Dataset excerpts:
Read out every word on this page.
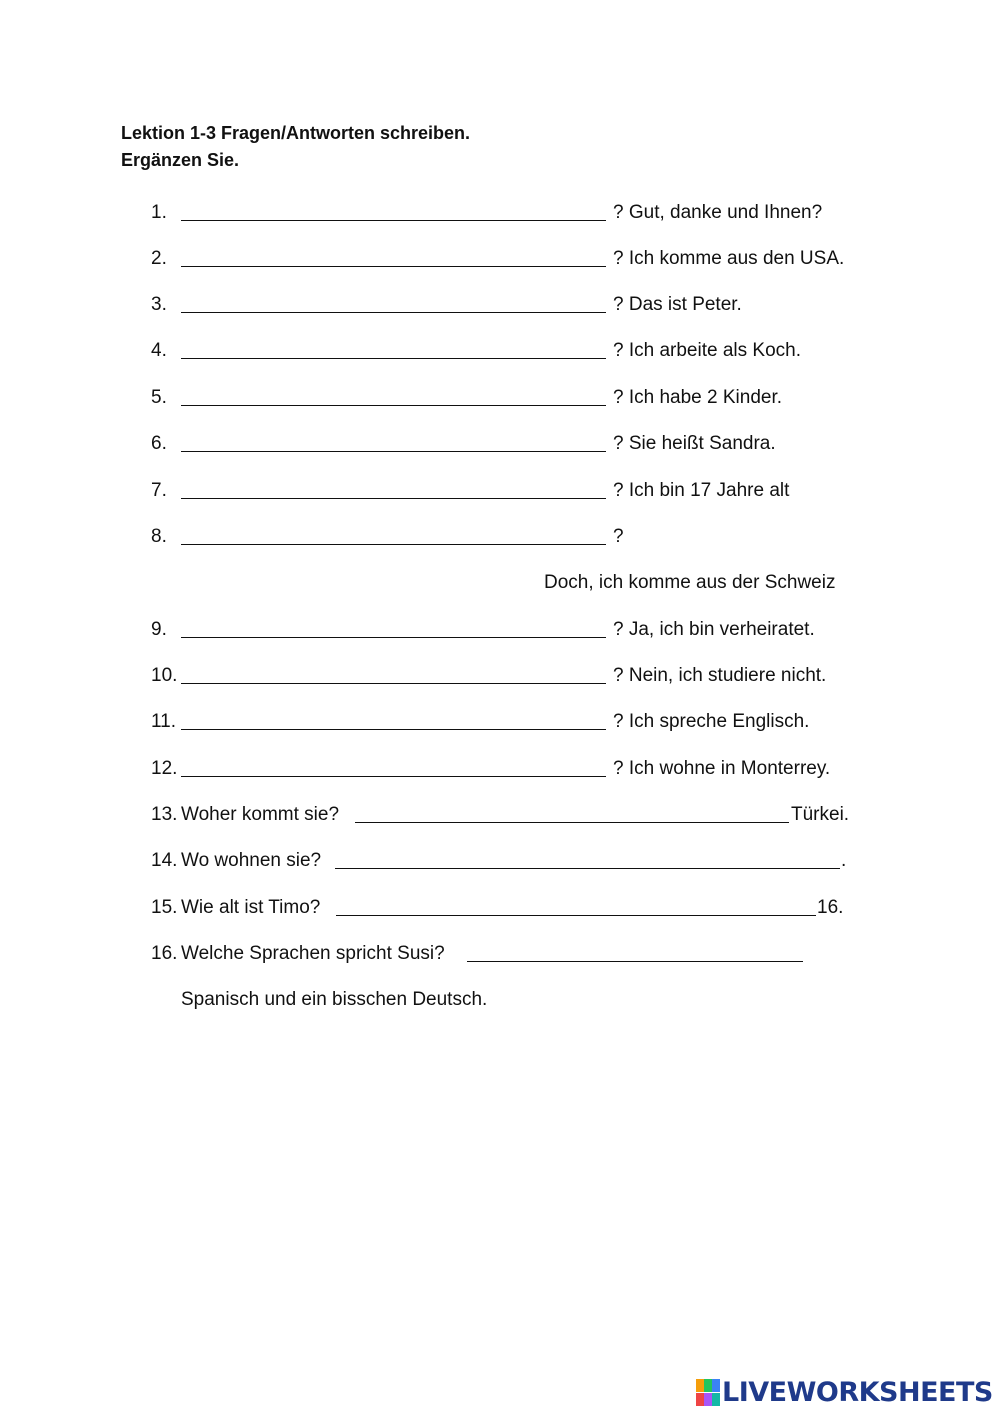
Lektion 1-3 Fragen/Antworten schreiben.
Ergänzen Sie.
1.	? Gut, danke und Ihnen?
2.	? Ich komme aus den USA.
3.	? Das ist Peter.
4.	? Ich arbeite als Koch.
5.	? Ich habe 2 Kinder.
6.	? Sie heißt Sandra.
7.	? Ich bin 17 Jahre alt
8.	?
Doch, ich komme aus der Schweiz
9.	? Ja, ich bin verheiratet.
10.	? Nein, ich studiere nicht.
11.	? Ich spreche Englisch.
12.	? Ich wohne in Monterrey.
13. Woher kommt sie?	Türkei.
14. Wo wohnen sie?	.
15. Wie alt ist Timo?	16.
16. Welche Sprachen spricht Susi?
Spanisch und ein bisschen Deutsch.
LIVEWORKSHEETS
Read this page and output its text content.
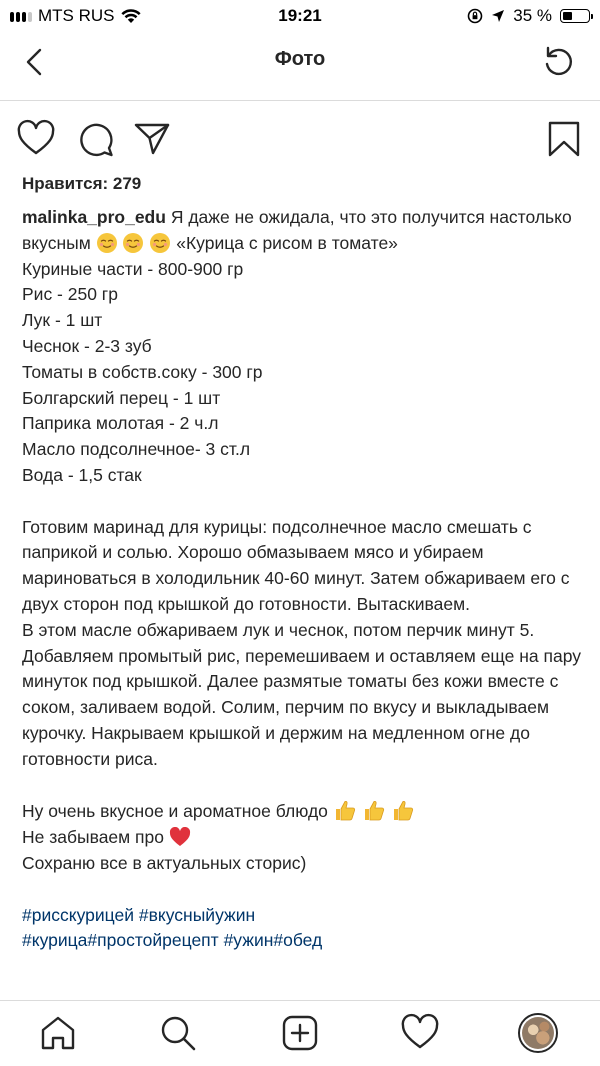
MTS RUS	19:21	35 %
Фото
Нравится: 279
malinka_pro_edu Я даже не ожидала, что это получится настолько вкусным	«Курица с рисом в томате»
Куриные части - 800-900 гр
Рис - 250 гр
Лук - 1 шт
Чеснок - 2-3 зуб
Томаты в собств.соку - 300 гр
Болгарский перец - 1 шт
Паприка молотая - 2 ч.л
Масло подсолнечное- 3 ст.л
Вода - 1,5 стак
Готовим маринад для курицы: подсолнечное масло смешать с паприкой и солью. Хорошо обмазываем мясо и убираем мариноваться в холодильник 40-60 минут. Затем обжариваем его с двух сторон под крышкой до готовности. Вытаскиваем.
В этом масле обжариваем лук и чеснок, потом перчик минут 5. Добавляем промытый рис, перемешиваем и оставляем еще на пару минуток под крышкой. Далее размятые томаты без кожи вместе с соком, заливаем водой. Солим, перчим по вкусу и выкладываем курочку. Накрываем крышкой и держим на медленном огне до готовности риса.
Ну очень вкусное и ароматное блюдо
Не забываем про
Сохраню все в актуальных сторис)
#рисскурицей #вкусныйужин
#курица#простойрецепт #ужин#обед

Task prompt: Go through the listing above and locate each line that holds the word "минут". Copy those lines.

Answer:
Готовим маринад для курицы: подсолнечное масло смешать с паприкой и солью. Хорошо обмазываем мясо и убираем мариноваться в холодильник 40-60 минут. Затем обжариваем его с двух сторон под крышкой до готовности. Вытаскиваем.
В этом масле обжариваем лук и чеснок, потом перчик минут 5. Добавляем промытый рис, перемешиваем и оставляем еще на пару минуток под крышкой. Далее размятые томаты без кожи вместе с соком, заливаем водой. Солим, перчим по вкусу и выкладываем курочку. Накрываем крышкой и держим на медленном огне до готовности риса.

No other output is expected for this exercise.